### Problem details
Exactly reproduce the entries, dropping any pictures from your copy.
===
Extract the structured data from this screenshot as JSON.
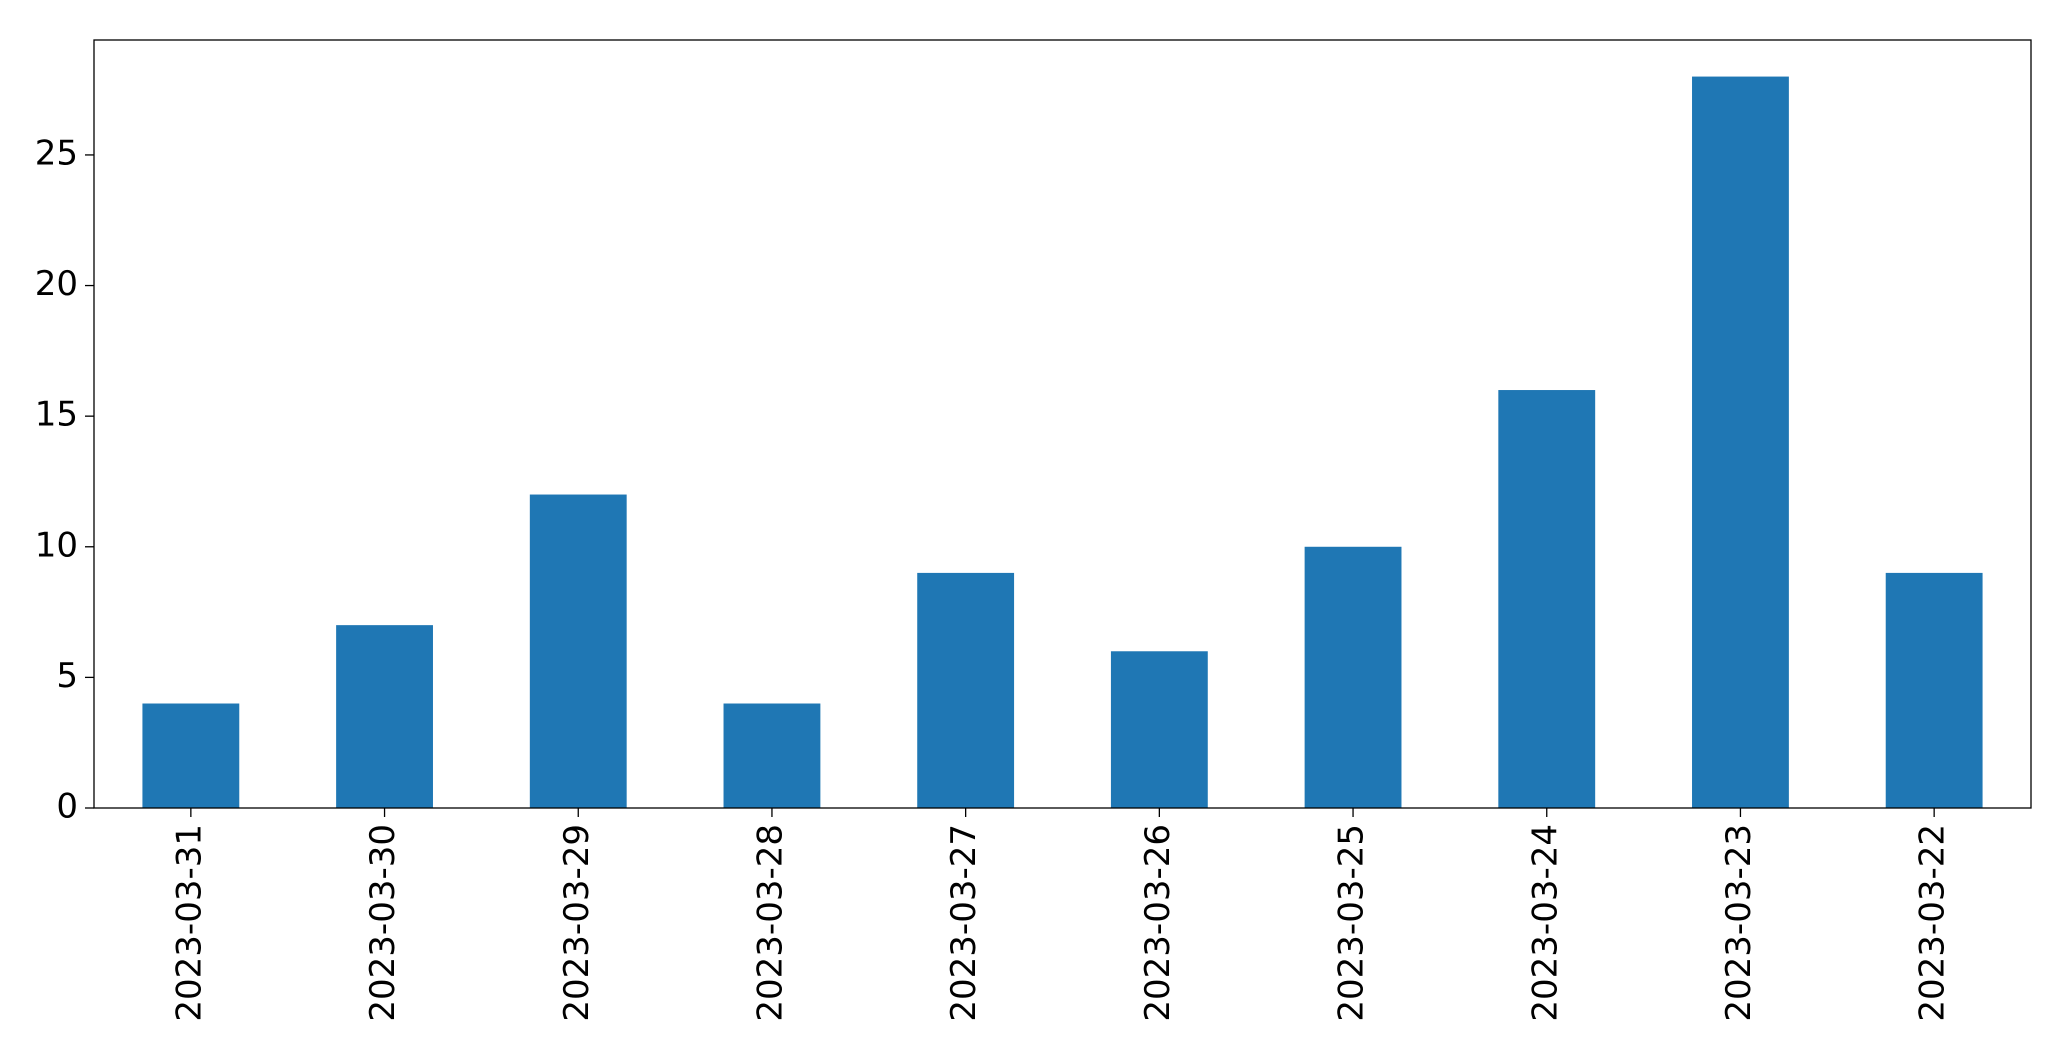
{
  "chart_data": {
    "type": "bar",
    "categories": [
      "2023-03-31",
      "2023-03-30",
      "2023-03-29",
      "2023-03-28",
      "2023-03-27",
      "2023-03-26",
      "2023-03-25",
      "2023-03-24",
      "2023-03-23",
      "2023-03-22"
    ],
    "values": [
      4,
      7,
      12,
      4,
      9,
      6,
      10,
      16,
      28,
      9
    ],
    "color": "#1f77b4",
    "ylim": [
      0,
      29.4
    ],
    "yticks": [
      0,
      5,
      10,
      15,
      20,
      25
    ],
    "grid": false
  }
}
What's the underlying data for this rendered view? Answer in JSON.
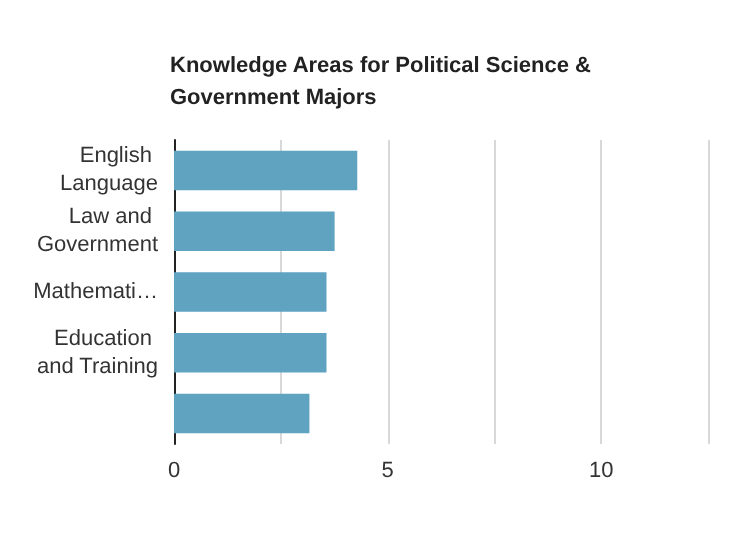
===
### Reply to the task
Extract the structured data from this screenshot as JSON.
{
  "chart_data": {
    "type": "bar",
    "categories": [
      "2023-03-31",
      "2023-03-30",
      "2023-03-29",
      "2023-03-28",
      "2023-03-27",
      "2023-03-26",
      "2023-03-25",
      "2023-03-24",
      "2023-03-23",
      "2023-03-22"
    ],
    "values": [
      4,
      7,
      12,
      4,
      9,
      6,
      10,
      16,
      28,
      9
    ],
    "color": "#1f77b4",
    "ylim": [
      0,
      29.4
    ],
    "yticks": [
      0,
      5,
      10,
      15,
      20,
      25
    ],
    "grid": false
  }
}
What's the underlying data for this rendered view? Answer in JSON.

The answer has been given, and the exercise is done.